**TASK ITEM**
Your task is to give the number of lines below that contain "Center". Give no other text.

── PROVIDED ENTRIES ──

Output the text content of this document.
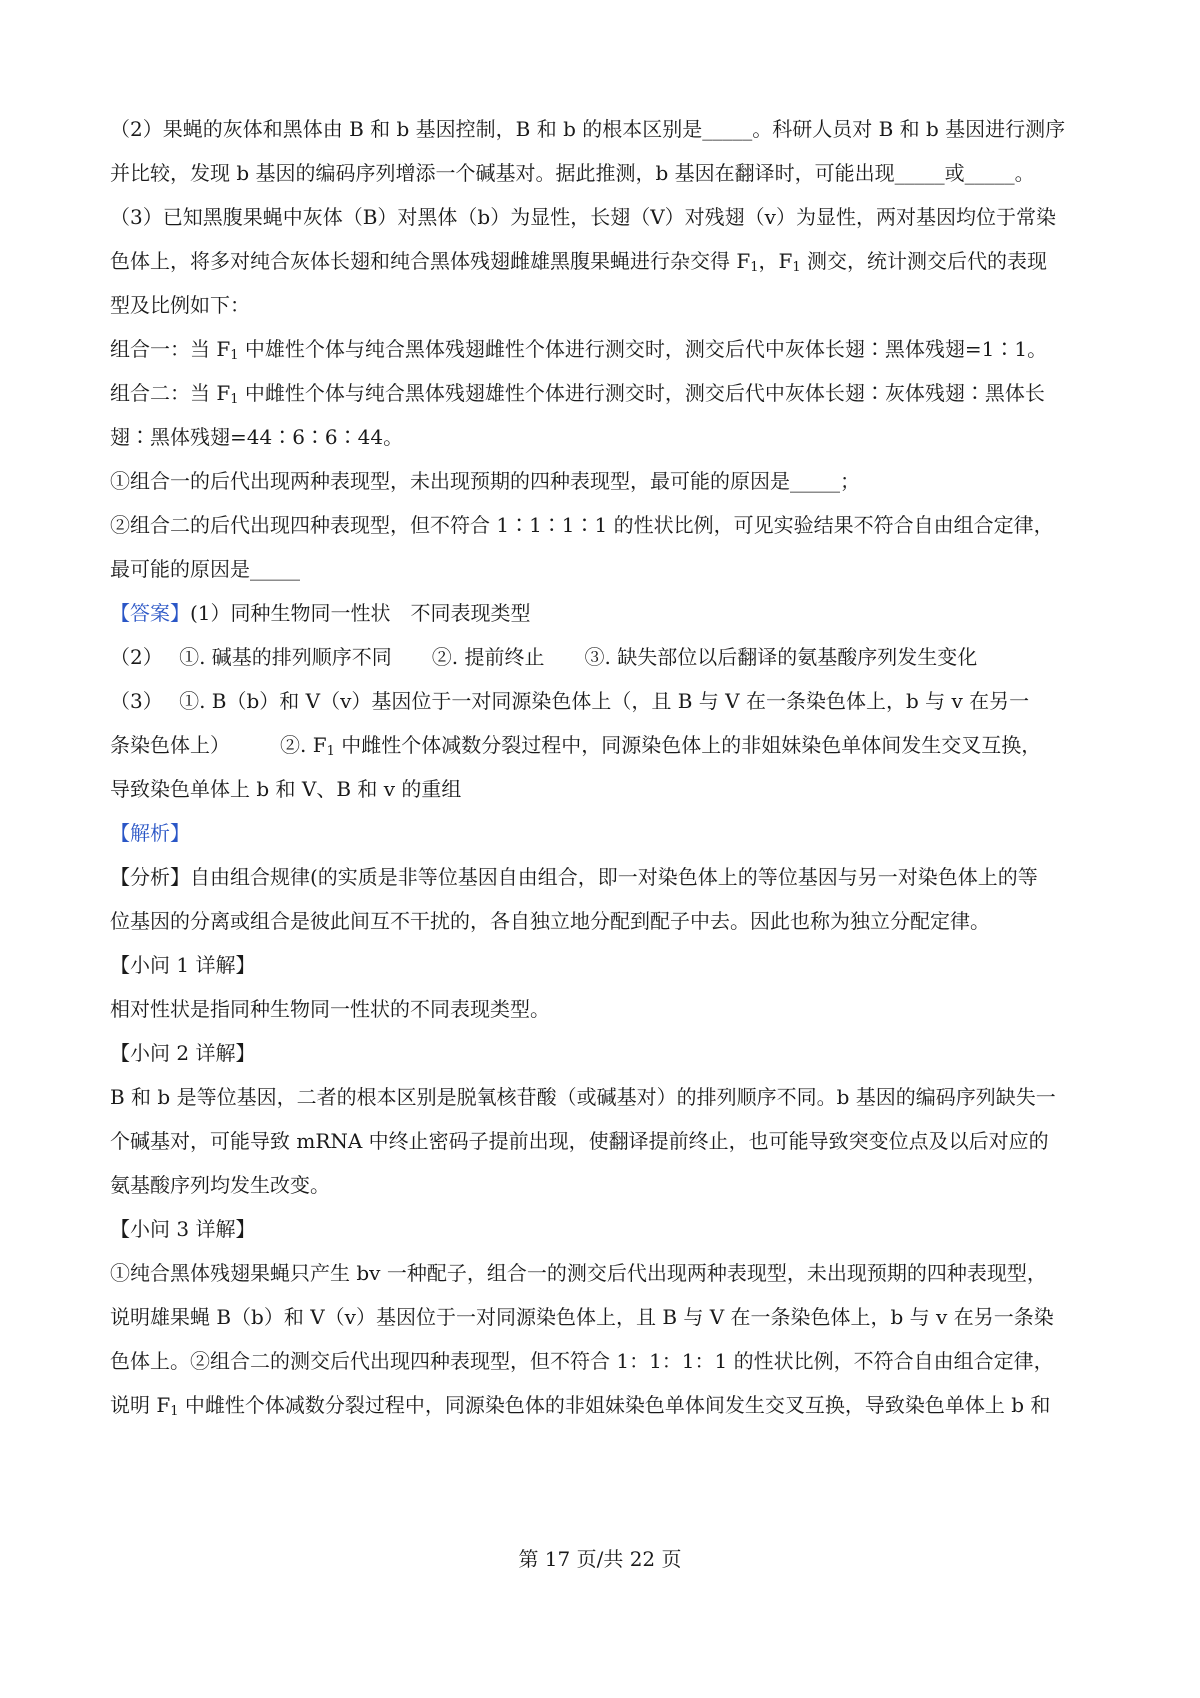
（2）果蝇的灰体和黑体由 B 和 b 基因控制，B 和 b 的根本区别是_____。科研人员对 B 和 b 基因进行测序
并比较，发现 b 基因的编码序列增添一个碱基对。据此推测，b 基因在翻译时，可能出现_____或_____。
（3）已知黑腹果蝇中灰体（B）对黑体（b）为显性，长翅（V）对残翅（v）为显性，两对基因均位于常染
色体上，将多对纯合灰体长翅和纯合黑体残翅雌雄黑腹果蝇进行杂交得 $F_1$，$F_1$ 测交，统计测交后代的表现
型及比例如下：
组合一：当 $F_1$ 中雄性个体与纯合黑体残翅雌性个体进行测交时，测交后代中灰体长翅∶黑体残翅=1∶1。
组合二：当 $F_1$ 中雌性个体与纯合黑体残翅雄性个体进行测交时，测交后代中灰体长翅∶灰体残翅∶黑体长
翅∶黑体残翅=44∶6∶6∶44。
①组合一的后代出现两种表现型，未出现预期的四种表现型，最可能的原因是_____；
②组合二的后代出现四种表现型，但不符合 1∶1∶1∶1 的性状比例，可见实验结果不符合自由组合定律，
最可能的原因是_____
【答案】(1）同种生物同一性状　不同表现类型
（2）　 ①. 碱基的排列顺序不同　　②. 提前终止　　③. 缺失部位以后翻译的氨基酸序列发生变化
（3）　 ①. B（b）和 V（v）基因位于一对同源染色体上（，且 B 与 V 在一条染色体上，b 与 v 在另一
条染色体上）　　　②. $F_1$ 中雌性个体减数分裂过程中，同源染色体上的非姐妹染色单体间发生交叉互换，
导致染色单体上 b 和 V、B 和 v 的重组
【解析】
【分析】自由组合规律(的实质是非等位基因自由组合，即一对染色体上的等位基因与另一对染色体上的等
位基因的分离或组合是彼此间互不干扰的，各自独立地分配到配子中去。因此也称为独立分配定律。
【小问 1 详解】
相对性状是指同种生物同一性状的不同表现类型。
【小问 2 详解】
B 和 b 是等位基因，二者的根本区别是脱氧核苷酸（或碱基对）的排列顺序不同。b 基因的编码序列缺失一
个碱基对，可能导致 mRNA 中终止密码子提前出现，使翻译提前终止，也可能导致突变位点及以后对应的
氨基酸序列均发生改变。
【小问 3 详解】
①纯合黑体残翅果蝇只产生 bv 一种配子，组合一的测交后代出现两种表现型，未出现预期的四种表现型，
说明雄果蝇 B（b）和 V（v）基因位于一对同源染色体上，且 B 与 V 在一条染色体上，b 与 v 在另一条染
色体上。②组合二的测交后代出现四种表现型，但不符合 1：1：1：1 的性状比例，不符合自由组合定律，
说明 $F_1$ 中雌性个体减数分裂过程中，同源染色体的非姐妹染色单体间发生交叉互换，导致染色单体上 b 和
第 17 页/共 22 页
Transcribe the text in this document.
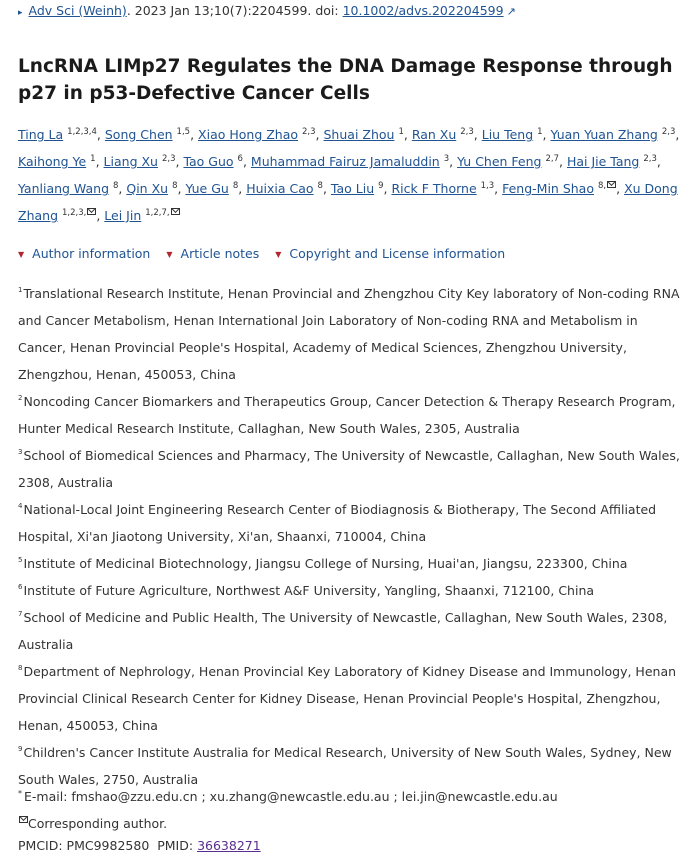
▸ Adv Sci (Weinh). 2023 Jan 13;10(7):2204599. doi: 10.1002/advs.202204599 ↗
LncRNA LIMp27 Regulates the DNA Damage Response through p27 in p53-Defective Cancer Cells
Ting La $^{1,2,3,4}$, Song Chen $^{1,5}$, Xiao Hong Zhao $^{2,3}$, Shuai Zhou $^1$, Ran Xu $^{2,3}$, Liu Teng $^1$, Yuan Yuan Zhang $^{2,3}$, Kaihong Ye $^1$, Liang Xu $^{2,3}$, Tao Guo $^6$, Muhammad Fairuz Jamaluddin $^3$, Yu Chen Feng $^{2,7}$, Hai Jie Tang $^{2,3}$, Yanliang Wang $^8$, Qin Xu $^8$, Yue Gu $^8$, Huixia Cao $^8$, Tao Liu $^9$, Rick F Thorne $^{1,3}$, Feng-Min Shao $^{8,}$ , Xu Dong Zhang $^{1,2,3,}$ , Lei Jin $^{1,2,7,}$
▼ Author information ▼ Article notes ▼ Copyright and License information

$^1$Translational Research Institute, Henan Provincial and Zhengzhou City Key laboratory of Non-coding RNA and Cancer Metabolism, Henan International Join Laboratory of Non-coding RNA and Metabolism in Cancer, Henan Provincial People's Hospital, Academy of Medical Sciences, Zhengzhou University, Zhengzhou, Henan, 450053, China

$^2$Noncoding Cancer Biomarkers and Therapeutics Group, Cancer Detection & Therapy Research Program, Hunter Medical Research Institute, Callaghan, New South Wales, 2305, Australia

$^3$School of Biomedical Sciences and Pharmacy, The University of Newcastle, Callaghan, New South Wales, 2308, Australia

$^4$National-Local Joint Engineering Research Center of Biodiagnosis & Biotherapy, The Second Affiliated Hospital, Xi'an Jiaotong University, Xi'an, Shaanxi, 710004, China

$^5$Institute of Medicinal Biotechnology, Jiangsu College of Nursing, Huai'an, Jiangsu, 223300, China

$^6$Institute of Future Agriculture, Northwest A&F University, Yangling, Shaanxi, 712100, China

$^7$School of Medicine and Public Health, The University of Newcastle, Callaghan, New South Wales, 2308, Australia

$^8$Department of Nephrology, Henan Provincial Key Laboratory of Kidney Disease and Immunology, Henan Provincial Clinical Research Center for Kidney Disease, Henan Provincial People's Hospital, Zhengzhou, Henan, 450053, China

$^9$Children's Cancer Institute Australia for Medical Research, University of New South Wales, Sydney, New South Wales, 2750, Australia

* E-mail: fmshao@zzu.edu.cn ; xu.zhang@newcastle.edu.au ; lei.jin@newcastle.edu.au
Corresponding author.
PMCID: PMC9982580 PMID: 36638271
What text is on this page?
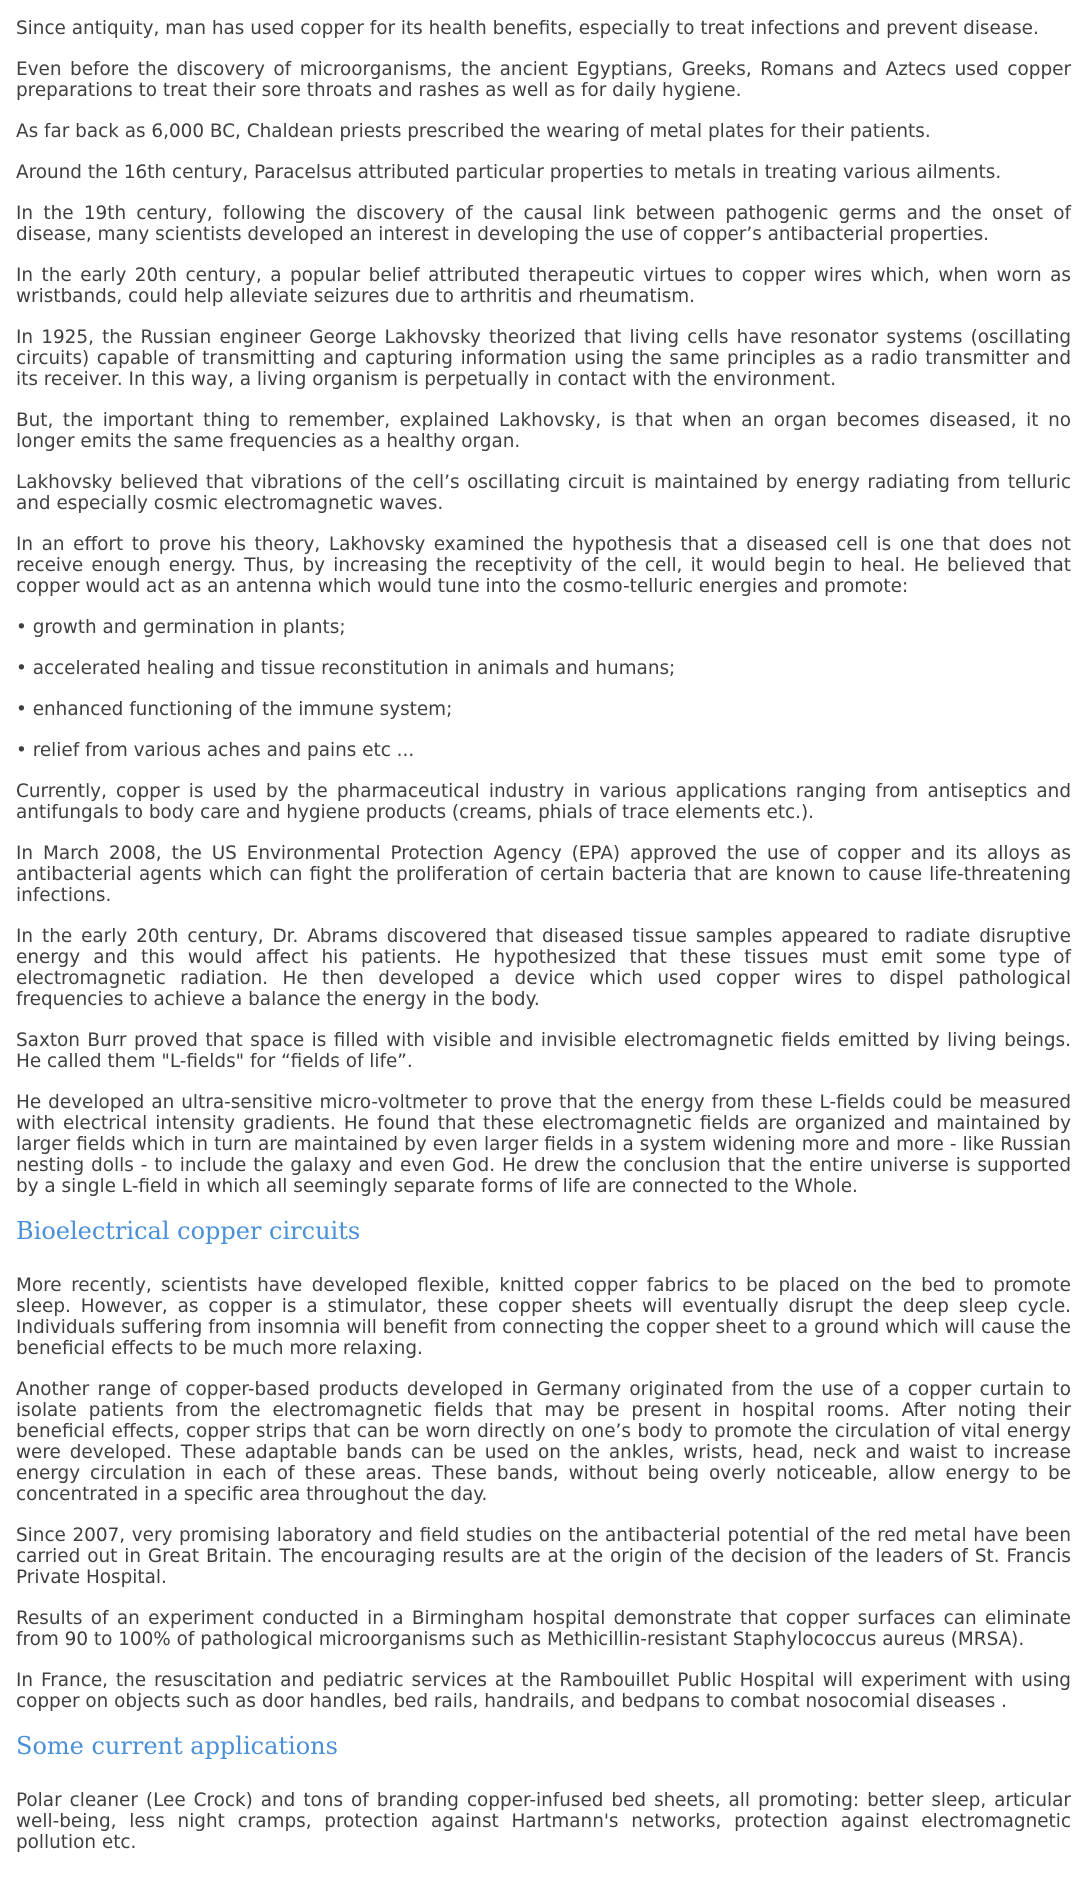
Since antiquity, man has used copper for its health benefits, especially to treat infections and prevent disease.

Even before the discovery of microorganisms, the ancient Egyptians, Greeks, Romans and Aztecs used copper preparations to treat their sore throats and rashes as well as for daily hygiene.

As far back as 6,000 BC, Chaldean priests prescribed the wearing of metal plates for their patients.

Around the 16th century, Paracelsus attributed particular properties to metals in treating various ailments.

In the 19th century, following the discovery of the causal link between pathogenic germs and the onset of disease, many scientists developed an interest in developing the use of copper’s antibacterial properties.

In the early 20th century, a popular belief attributed therapeutic virtues to copper wires which, when worn as wristbands, could help alleviate seizures due to arthritis and rheumatism.

In 1925, the Russian engineer George Lakhovsky theorized that living cells have resonator systems (oscillating circuits) capable of transmitting and capturing information using the same principles as a radio transmitter and its receiver. In this way, a living organism is perpetually in contact with the environment.

But, the important thing to remember, explained Lakhovsky, is that when an organ becomes diseased, it no longer emits the same frequencies as a healthy organ.

Lakhovsky believed that vibrations of the cell’s oscillating circuit is maintained by energy radiating from telluric and especially cosmic electromagnetic waves.

In an effort to prove his theory, Lakhovsky examined the hypothesis that a diseased cell is one that does not receive enough energy. Thus, by increasing the receptivity of the cell, it would begin to heal. He believed that copper would act as an antenna which would tune into the cosmo-telluric energies and promote:

• growth and germination in plants;

• accelerated healing and tissue reconstitution in animals and humans;

• enhanced functioning of the immune system;

• relief from various aches and pains etc ...

Currently, copper is used by the pharmaceutical industry in various applications ranging from antiseptics and antifungals to body care and hygiene products (creams, phials of trace elements etc.).

In March 2008, the US Environmental Protection Agency (EPA) approved the use of copper and its alloys as antibacterial agents which can fight the proliferation of certain bacteria that are known to cause life-threatening infections.

In the early 20th century, Dr. Abrams discovered that diseased tissue samples appeared to radiate disruptive energy and this would affect his patients. He hypothesized that these tissues must emit some type of electromagnetic radiation. He then developed a device which used copper wires to dispel pathological frequencies to achieve a balance the energy in the body.

Saxton Burr proved that space is filled with visible and invisible electromagnetic fields emitted by living beings. He called them "L-fields" for “fields of life”.

He developed an ultra-sensitive micro-voltmeter to prove that the energy from these L-fields could be measured with electrical intensity gradients. He found that these electromagnetic fields are organized and maintained by larger fields which in turn are maintained by even larger fields in a system widening more and more - like Russian nesting dolls - to include the galaxy and even God. He drew the conclusion that the entire universe is supported by a single L-field in which all seemingly separate forms of life are connected to the Whole.

Bioelectrical copper circuits

More recently, scientists have developed flexible, knitted copper fabrics to be placed on the bed to promote sleep. However, as copper is a stimulator, these copper sheets will eventually disrupt the deep sleep cycle. Individuals suffering from insomnia will benefit from connecting the copper sheet to a ground which will cause the beneficial effects to be much more relaxing.

Another range of copper-based products developed in Germany originated from the use of a copper curtain to isolate patients from the electromagnetic fields that may be present in hospital rooms. After noting their beneficial effects, copper strips that can be worn directly on one’s body to promote the circulation of vital energy were developed. These adaptable bands can be used on the ankles, wrists, head, neck and waist to increase energy circulation in each of these areas. These bands, without being overly noticeable, allow energy to be concentrated in a specific area throughout the day.

Since 2007, very promising laboratory and field studies on the antibacterial potential of the red metal have been carried out in Great Britain. The encouraging results are at the origin of the decision of the leaders of St. Francis Private Hospital.

Results of an experiment conducted in a Birmingham hospital demonstrate that copper surfaces can eliminate from 90 to 100% of pathological microorganisms such as Methicillin-resistant Staphylococcus aureus (MRSA).

In France, the resuscitation and pediatric services at the Rambouillet Public Hospital will experiment with using copper on objects such as door handles, bed rails, handrails, and bedpans to combat nosocomial diseases .

Some current applications

Polar cleaner (Lee Crock) and tons of branding copper-infused bed sheets, all promoting: better sleep, articular well-being, less night cramps, protection against Hartmann's networks, protection against electromagnetic pollution etc.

───

**SOLUTION FOR THIS PROBLEM**
2